[What is being asked]
Scan the entries below. List each line with "häst".
>> BEGIN Available records
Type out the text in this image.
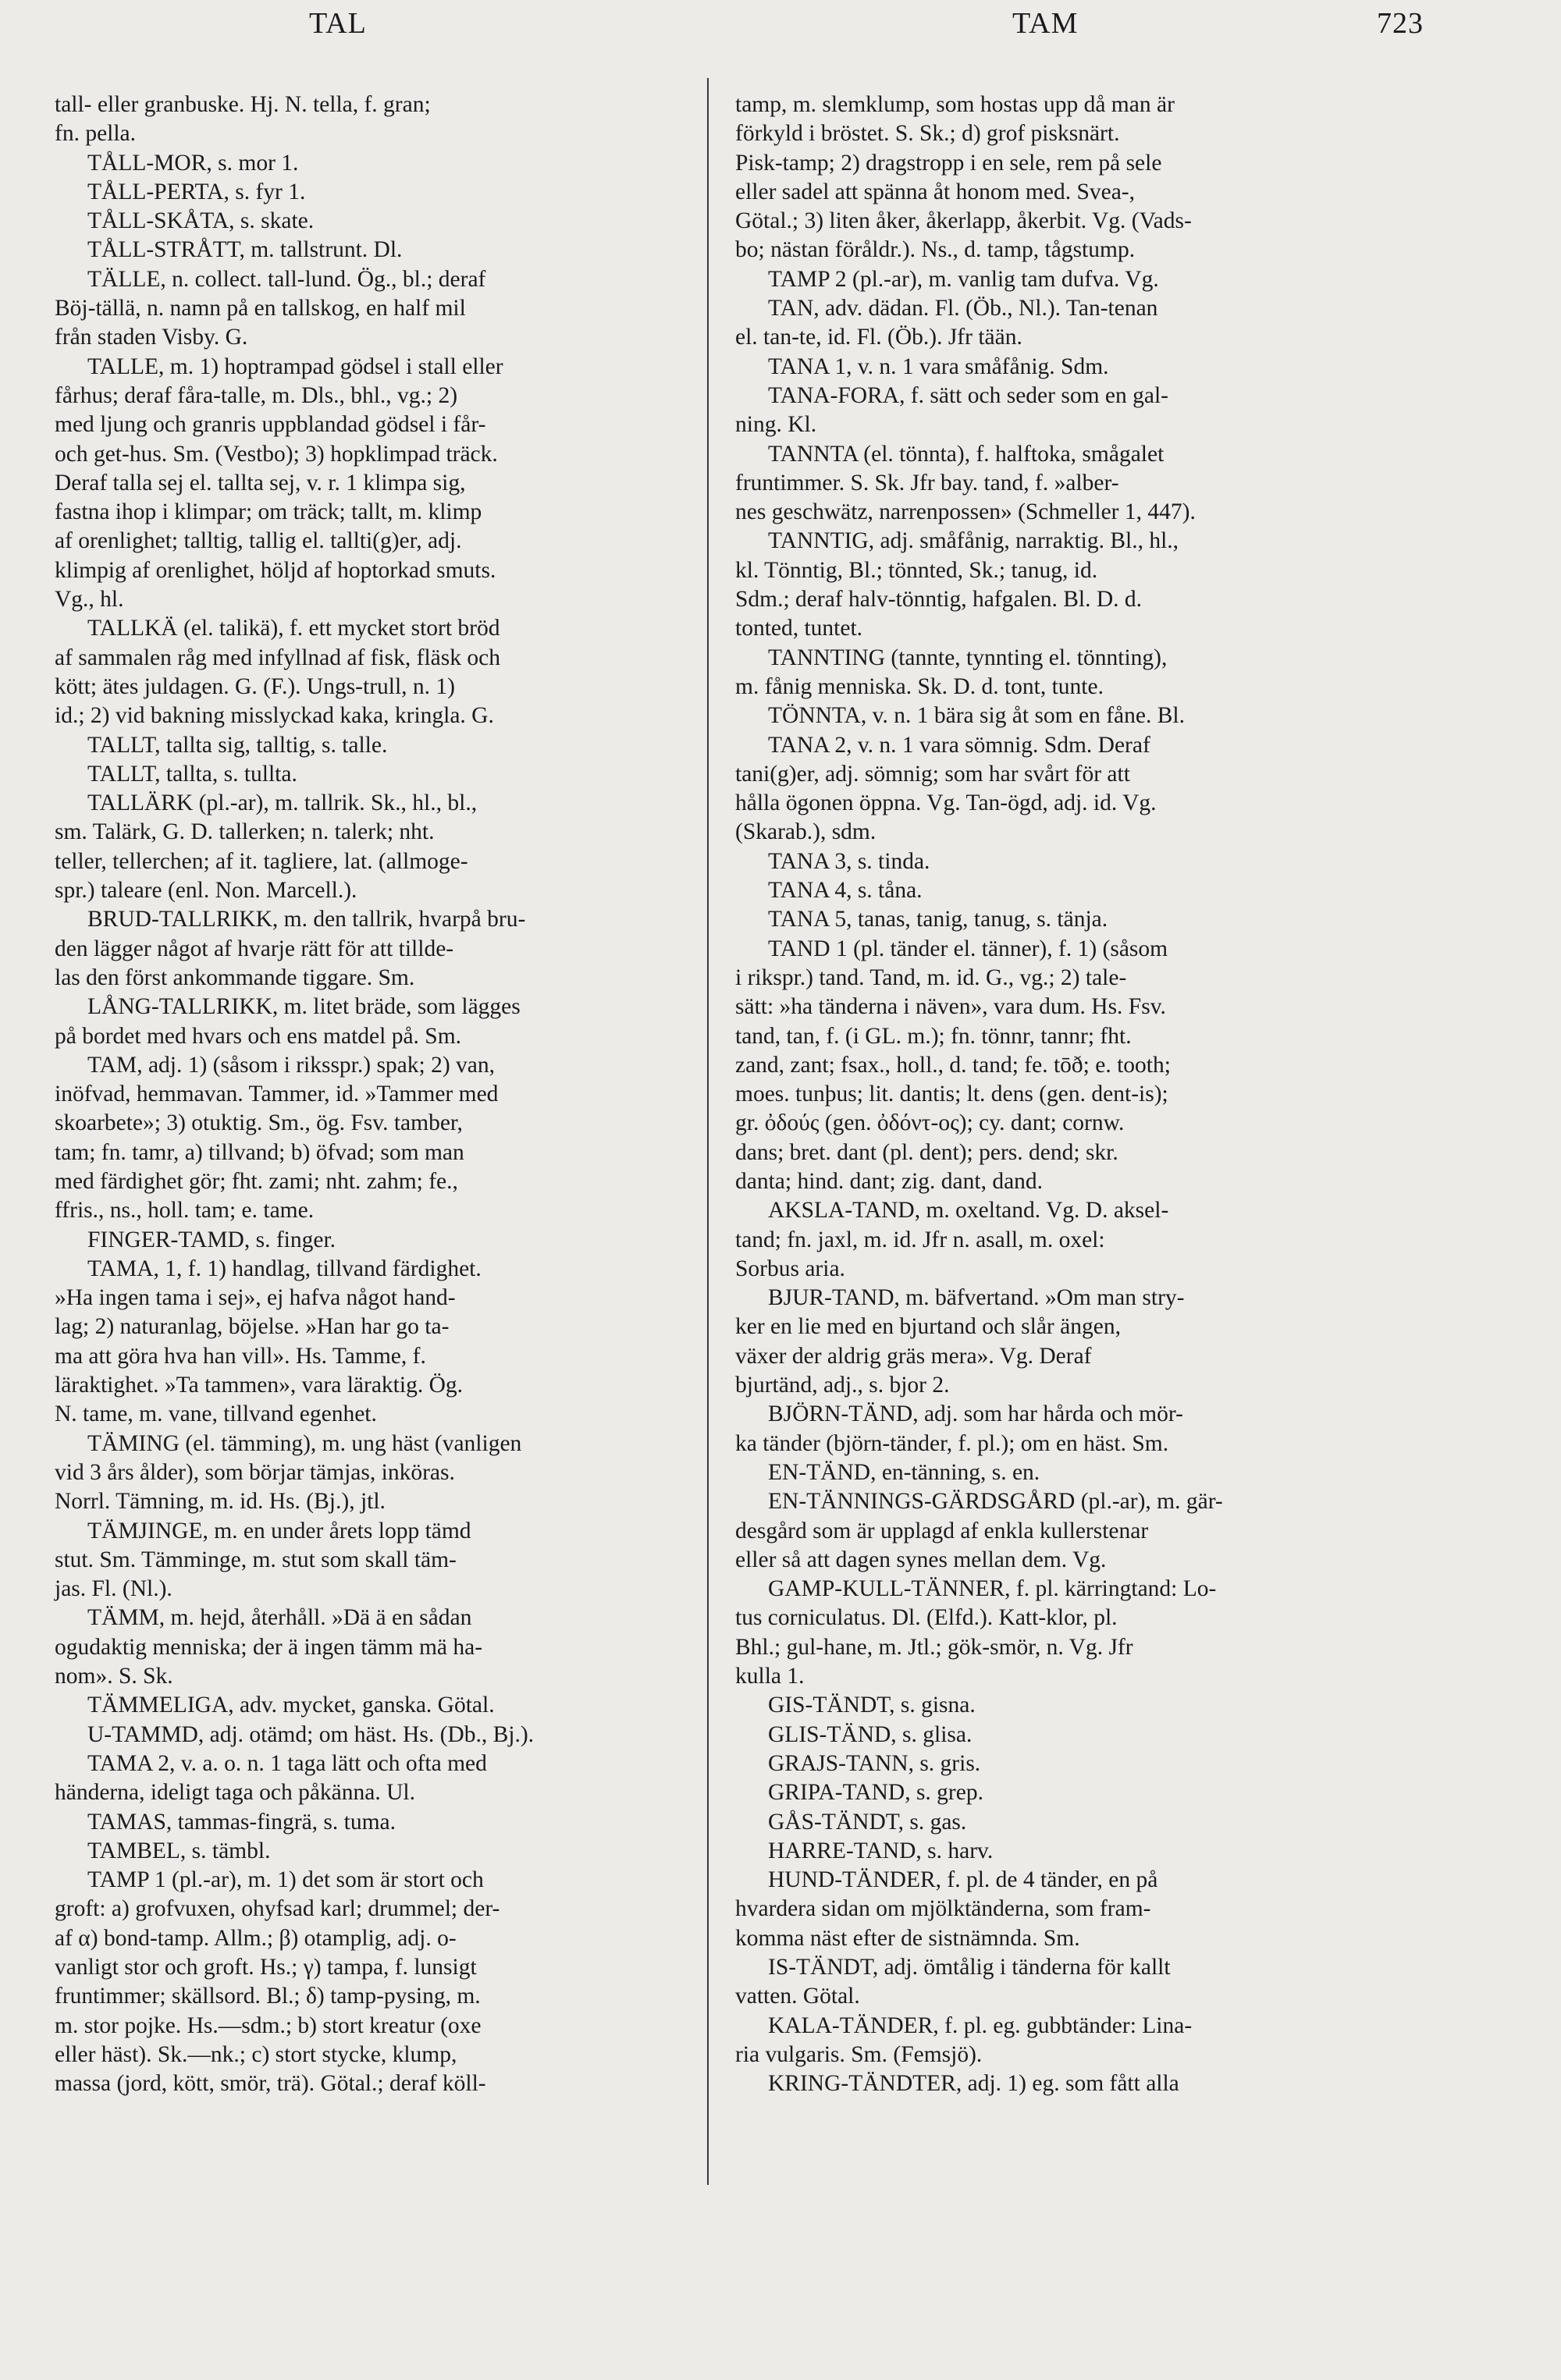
TAL	TAM	723
tall- eller granbuske. Hj. N. tella, f. gran;
fn. pella.
TÅLL-MOR, s. mor 1.
TÅLL-PERTA, s. fyr 1.
TÅLL-SKÅTA, s. skate.
TÅLL-STRÅTT, m. tallstrunt. Dl.
TÄLLE, n. collect. tall-lund. Ög., bl.; deraf
Böj-tällä, n. namn på en tallskog, en half mil
från staden Visby. G.
TALLE, m. 1) hoptrampad gödsel i stall eller
fårhus; deraf fåra-talle, m. Dls., bhl., vg.; 2)
med ljung och granris uppblandad gödsel i får-
och get-hus. Sm. (Vestbo); 3) hopklimpad träck.
Deraf talla sej el. tallta sej, v. r. 1 klimpa sig,
fastna ihop i klimpar; om träck; tallt, m. klimp
af orenlighet; talltig, tallig el. tallti(g)er, adj.
klimpig af orenlighet, höljd af hoptorkad smuts.
Vg., hl.
TALLKÄ (el. talikä), f. ett mycket stort bröd
af sammalen råg med infyllnad af fisk, fläsk och
kött; ätes juldagen. G. (F.). Ungs-trull, n. 1)
id.; 2) vid bakning misslyckad kaka, kringla. G.
TALLT, tallta sig, talltig, s. talle.
TALLT, tallta, s. tullta.
TALLÄRK (pl.-ar), m. tallrik. Sk., hl., bl.,
sm. Talärk, G. D. tallerken; n. talerk; nht.
teller, tellerchen; af it. tagliere, lat. (allmoge-
spr.) taleare (enl. Non. Marcell.).
BRUD-TALLRIKK, m. den tallrik, hvarpå bru-
den lägger något af hvarje rätt för att tillde-
las den först ankommande tiggare. Sm.
LÅNG-TALLRIKK, m. litet bräde, som lägges
på bordet med hvars och ens matdel på. Sm.
TAM, adj. 1) (såsom i riksspr.) spak; 2) van,
inöfvad, hemmavan. Tammer, id. »Tammer med
skoarbete»; 3) otuktig. Sm., ög. Fsv. tamber,
tam; fn. tamr, a) tillvand; b) öfvad; som man
med färdighet gör; fht. zami; nht. zahm; fe.,
ffris., ns., holl. tam; e. tame.
FINGER-TAMD, s. finger.
TAMA, 1, f. 1) handlag, tillvand färdighet.
»Ha ingen tama i sej», ej hafva något hand-
lag; 2) naturanlag, böjelse. »Han har go ta-
ma att göra hva han vill». Hs. Tamme, f.
läraktighet. »Ta tammen», vara läraktig. Ög.
N. tame, m. vane, tillvand egenhet.
TÄMING (el. tämming), m. ung häst (vanligen
vid 3 års ålder), som börjar tämjas, inköras.
Norrl. Tämning, m. id. Hs. (Bj.), jtl.
TÄMJINGE, m. en under årets lopp tämd
stut. Sm. Tämminge, m. stut som skall täm-
jas. Fl. (Nl.).
TÄMM, m. hejd, återhåll. »Dä ä en sådan
ogudaktig menniska; der ä ingen tämm mä ha-
nom». S. Sk.
TÄMMELIGA, adv. mycket, ganska. Götal.
U-TAMMD, adj. otämd; om häst. Hs. (Db., Bj.).
TAMA 2, v. a. o. n. 1 taga lätt och ofta med
händerna, ideligt taga och påkänna. Ul.
TAMAS, tammas-fingrä, s. tuma.
TAMBEL, s. tämbl.
TAMP 1 (pl.-ar), m. 1) det som är stort och
groft: a) grofvuxen, ohyfsad karl; drummel; der-
af α) bond-tamp. Allm.; β) otamplig, adj. o-
vanligt stor och groft. Hs.; γ) tampa, f. lunsigt
fruntimmer; skällsord. Bl.; δ) tamp-pysing, m.
m. stor pojke. Hs.—sdm.; b) stort kreatur (oxe
eller häst). Sk.—nk.; c) stort stycke, klump,
massa (jord, kött, smör, trä). Götal.; deraf köll-
tamp, m. slemklump, som hostas upp då man är
förkyld i bröstet. S. Sk.; d) grof pisksnärt.
Pisk-tamp; 2) dragstropp i en sele, rem på sele
eller sadel att spänna åt honom med. Svea-,
Götal.; 3) liten åker, åkerlapp, åkerbit. Vg. (Vads-
bo; nästan föråldr.). Ns., d. tamp, tågstump.
TAMP 2 (pl.-ar), m. vanlig tam dufva. Vg.
TAN, adv. dädan. Fl. (Öb., Nl.). Tan-tenan
el. tan-te, id. Fl. (Öb.). Jfr tään.
TANA 1, v. n. 1 vara småfånig. Sdm.
TANA-FORA, f. sätt och seder som en gal-
ning. Kl.
TANNTA (el. tönnta), f. halftoka, smågalet
fruntimmer. S. Sk. Jfr bay. tand, f. »alber-
nes geschwätz, narrenpossen» (Schmeller 1, 447).
TANNTIG, adj. småfånig, narraktig. Bl., hl.,
kl. Tönntig, Bl.; tönnted, Sk.; tanug, id.
Sdm.; deraf halv-tönntig, hafgalen. Bl. D. d.
tonted, tuntet.
TANNTING (tannte, tynnting el. tönnting),
m. fånig menniska. Sk. D. d. tont, tunte.
TÖNNTA, v. n. 1 bära sig åt som en fåne. Bl.
TANA 2, v. n. 1 vara sömnig. Sdm. Deraf
tani(g)er, adj. sömnig; som har svårt för att
hålla ögonen öppna. Vg. Tan-ögd, adj. id. Vg.
(Skarab.), sdm.
TANA 3, s. tinda.
TANA 4, s. tåna.
TANA 5, tanas, tanig, tanug, s. tänja.
TAND 1 (pl. tänder el. tänner), f. 1) (såsom
i rikspr.) tand. Tand, m. id. G., vg.; 2) tale-
sätt: »ha tänderna i näven», vara dum. Hs. Fsv.
tand, tan, f. (i GL. m.); fn. tönnr, tannr; fht.
zand, zant; fsax., holl., d. tand; fe. tōð; e. tooth;
moes. tunþus; lit. dantis; lt. dens (gen. dent-is);
gr. ὀδούς (gen. ὀδόντ-ος); cy. dant; cornw.
dans; bret. dant (pl. dent); pers. dend; skr.
danta; hind. dant; zig. dant, dand.
AKSLA-TAND, m. oxeltand. Vg. D. aksel-
tand; fn. jaxl, m. id. Jfr n. asall, m. oxel:
Sorbus aria.
BJUR-TAND, m. bäfvertand. »Om man stry-
ker en lie med en bjurtand och slår ängen,
växer der aldrig gräs mera». Vg. Deraf
bjurtänd, adj., s. bjor 2.
BJÖRN-TÄND, adj. som har hårda och mör-
ka tänder (björn-tänder, f. pl.); om en häst. Sm.
EN-TÄND, en-tänning, s. en.
EN-TÄNNINGS-GÄRDSGÅRD (pl.-ar), m. gär-
desgård som är upplagd af enkla kullerstenar
eller så att dagen synes mellan dem. Vg.
GAMP-KULL-TÄNNER, f. pl. kärringtand: Lo-
tus corniculatus. Dl. (Elfd.). Katt-klor, pl.
Bhl.; gul-hane, m. Jtl.; gök-smör, n. Vg. Jfr
kulla 1.
GIS-TÄNDT, s. gisna.
GLIS-TÄND, s. glisa.
GRAJS-TANN, s. gris.
GRIPA-TAND, s. grep.
GÅS-TÄNDT, s. gas.
HARRE-TAND, s. harv.
HUND-TÄNDER, f. pl. de 4 tänder, en på
hvardera sidan om mjölktänderna, som fram-
komma näst efter de sistnämnda. Sm.
IS-TÄNDT, adj. ömtålig i tänderna för kallt
vatten. Götal.
KALA-TÄNDER, f. pl. eg. gubbtänder: Lina-
ria vulgaris. Sm. (Femsjö).
KRING-TÄNDTER, adj. 1) eg. som fått alla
>> END Available records
[Written reply]
TÄMING (el. tämming), m. ung häst (vanligen
U-TAMMD, adj. otämd; om häst. Hs. (Db., Bj.).
eller häst). Sk.—nk.; c) stort stycke, klump,
ka tänder (björn-tänder, f. pl.); om en häst. Sm.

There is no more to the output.